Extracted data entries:
#####
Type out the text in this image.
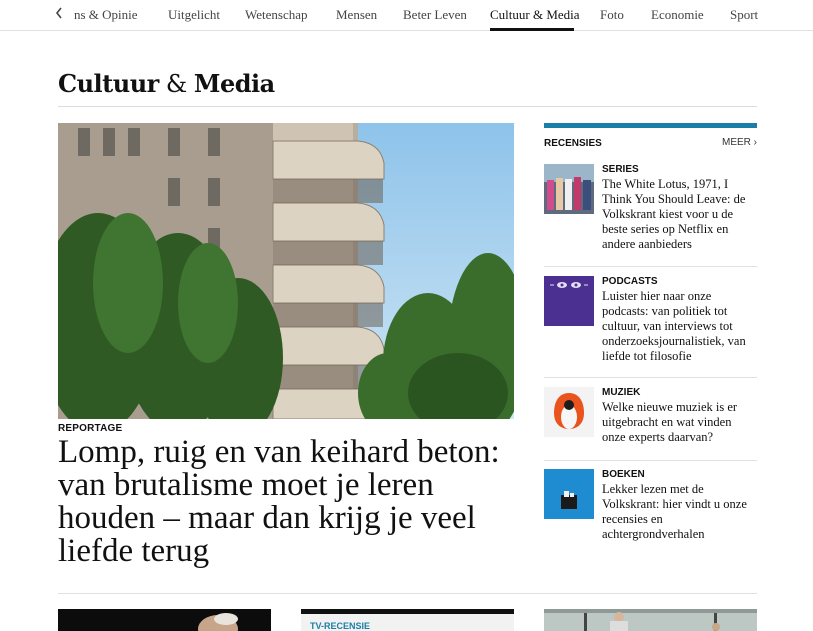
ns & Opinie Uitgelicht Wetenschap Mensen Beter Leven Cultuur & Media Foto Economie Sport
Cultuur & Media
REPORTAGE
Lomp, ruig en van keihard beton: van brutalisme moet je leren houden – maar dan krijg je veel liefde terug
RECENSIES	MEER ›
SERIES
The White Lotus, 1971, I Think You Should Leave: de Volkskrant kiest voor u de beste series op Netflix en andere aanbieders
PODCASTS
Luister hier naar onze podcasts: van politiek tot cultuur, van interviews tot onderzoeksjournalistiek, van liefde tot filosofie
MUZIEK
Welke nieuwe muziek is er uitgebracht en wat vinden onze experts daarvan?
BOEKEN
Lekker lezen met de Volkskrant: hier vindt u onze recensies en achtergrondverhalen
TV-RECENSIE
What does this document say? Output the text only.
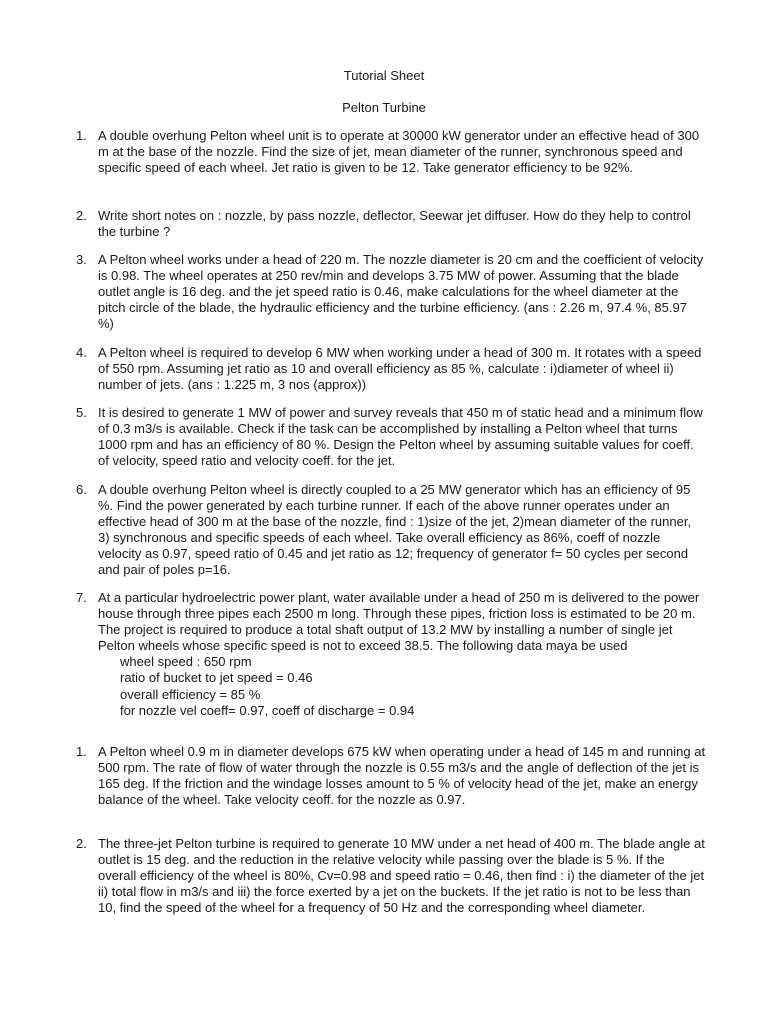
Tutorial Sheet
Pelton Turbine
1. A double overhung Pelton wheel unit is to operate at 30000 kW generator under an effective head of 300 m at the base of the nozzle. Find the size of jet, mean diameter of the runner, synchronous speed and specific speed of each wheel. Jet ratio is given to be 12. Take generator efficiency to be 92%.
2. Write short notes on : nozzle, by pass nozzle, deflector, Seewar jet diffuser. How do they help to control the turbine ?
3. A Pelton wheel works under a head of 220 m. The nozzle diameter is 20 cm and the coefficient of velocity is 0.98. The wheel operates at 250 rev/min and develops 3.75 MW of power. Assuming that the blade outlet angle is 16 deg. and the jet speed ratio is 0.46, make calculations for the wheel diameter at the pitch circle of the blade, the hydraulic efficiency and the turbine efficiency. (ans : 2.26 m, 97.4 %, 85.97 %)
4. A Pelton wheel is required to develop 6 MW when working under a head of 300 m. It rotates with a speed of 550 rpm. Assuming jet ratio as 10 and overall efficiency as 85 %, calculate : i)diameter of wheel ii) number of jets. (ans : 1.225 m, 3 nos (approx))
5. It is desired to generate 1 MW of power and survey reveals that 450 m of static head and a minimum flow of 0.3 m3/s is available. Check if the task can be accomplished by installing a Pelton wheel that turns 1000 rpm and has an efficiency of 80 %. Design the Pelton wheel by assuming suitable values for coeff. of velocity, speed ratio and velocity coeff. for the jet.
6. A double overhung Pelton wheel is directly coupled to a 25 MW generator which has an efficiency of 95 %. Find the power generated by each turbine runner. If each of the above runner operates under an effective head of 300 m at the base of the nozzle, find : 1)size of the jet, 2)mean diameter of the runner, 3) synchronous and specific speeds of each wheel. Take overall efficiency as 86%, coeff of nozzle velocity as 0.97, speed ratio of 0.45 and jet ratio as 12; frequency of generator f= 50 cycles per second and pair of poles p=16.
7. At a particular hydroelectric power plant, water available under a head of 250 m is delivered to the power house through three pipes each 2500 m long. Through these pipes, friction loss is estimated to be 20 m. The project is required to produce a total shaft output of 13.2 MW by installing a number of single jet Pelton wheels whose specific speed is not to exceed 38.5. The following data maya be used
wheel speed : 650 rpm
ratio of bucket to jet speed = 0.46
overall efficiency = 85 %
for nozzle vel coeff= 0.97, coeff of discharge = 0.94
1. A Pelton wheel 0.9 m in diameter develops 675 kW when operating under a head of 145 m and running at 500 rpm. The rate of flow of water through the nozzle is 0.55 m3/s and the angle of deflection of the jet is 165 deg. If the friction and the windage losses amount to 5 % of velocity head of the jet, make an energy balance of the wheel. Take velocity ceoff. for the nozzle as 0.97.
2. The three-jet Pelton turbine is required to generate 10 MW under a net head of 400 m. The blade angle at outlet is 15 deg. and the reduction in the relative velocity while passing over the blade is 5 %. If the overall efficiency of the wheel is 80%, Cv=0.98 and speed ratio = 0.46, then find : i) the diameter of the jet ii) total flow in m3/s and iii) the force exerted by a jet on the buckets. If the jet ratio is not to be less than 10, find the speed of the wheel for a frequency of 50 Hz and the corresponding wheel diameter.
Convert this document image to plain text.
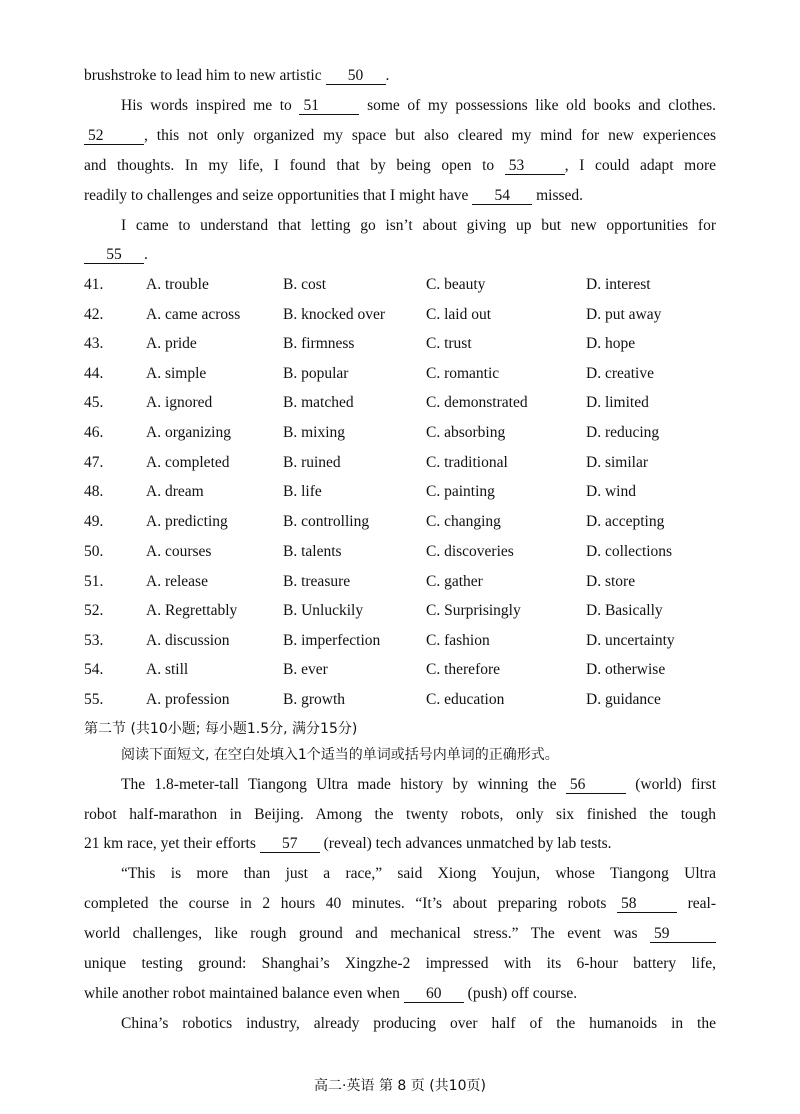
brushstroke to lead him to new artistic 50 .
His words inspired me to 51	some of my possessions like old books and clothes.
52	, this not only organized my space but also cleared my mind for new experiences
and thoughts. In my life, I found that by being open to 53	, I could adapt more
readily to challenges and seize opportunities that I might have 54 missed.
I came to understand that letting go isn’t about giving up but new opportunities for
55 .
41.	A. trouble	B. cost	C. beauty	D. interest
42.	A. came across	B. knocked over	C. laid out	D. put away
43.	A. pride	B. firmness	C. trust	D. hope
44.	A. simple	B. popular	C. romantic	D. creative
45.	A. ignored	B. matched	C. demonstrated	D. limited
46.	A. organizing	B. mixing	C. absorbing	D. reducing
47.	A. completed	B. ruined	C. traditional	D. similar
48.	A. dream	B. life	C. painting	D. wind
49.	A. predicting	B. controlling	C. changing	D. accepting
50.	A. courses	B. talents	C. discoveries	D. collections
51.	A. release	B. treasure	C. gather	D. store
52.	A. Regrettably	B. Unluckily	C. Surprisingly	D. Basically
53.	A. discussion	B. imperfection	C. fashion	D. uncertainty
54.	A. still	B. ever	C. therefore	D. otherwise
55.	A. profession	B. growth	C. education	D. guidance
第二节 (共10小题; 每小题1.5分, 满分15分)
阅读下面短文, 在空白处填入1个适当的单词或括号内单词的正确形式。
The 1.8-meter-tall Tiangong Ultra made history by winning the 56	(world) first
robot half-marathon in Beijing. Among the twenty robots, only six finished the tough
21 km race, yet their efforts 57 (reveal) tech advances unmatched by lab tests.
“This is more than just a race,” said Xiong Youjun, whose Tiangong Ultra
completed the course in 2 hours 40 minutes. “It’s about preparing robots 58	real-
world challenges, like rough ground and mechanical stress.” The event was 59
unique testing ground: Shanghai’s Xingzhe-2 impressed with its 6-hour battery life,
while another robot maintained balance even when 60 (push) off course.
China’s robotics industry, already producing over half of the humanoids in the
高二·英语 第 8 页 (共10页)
#####
» **Stated goal**: Go through the material and select each line with the string "mean" in it.

» **Right answer**:
1. A double overhung Pelton wheel unit is to operate at 30000 kW generator under an effective head of 300 m at the base of the nozzle. Find the size of jet, mean diameter of the runner, synchronous speed and specific speed of each wheel. Jet ratio is given to be 12. Take generator efficiency to be 92%.
6. A double overhung Pelton wheel is directly coupled to a 25 MW generator which has an efficiency of 95 %. Find the power generated by each turbine runner. If each of the above runner operates under an effective head of 300 m at the base of the nozzle, find : 1)size of the jet, 2)mean diameter of the runner, 3) synchronous and specific speeds of each wheel. Take overall efficiency as 86%, coeff of nozzle velocity as 0.97, speed ratio of 0.45 and jet ratio as 12; frequency of generator f= 50 cycles per second and pair of poles p=16.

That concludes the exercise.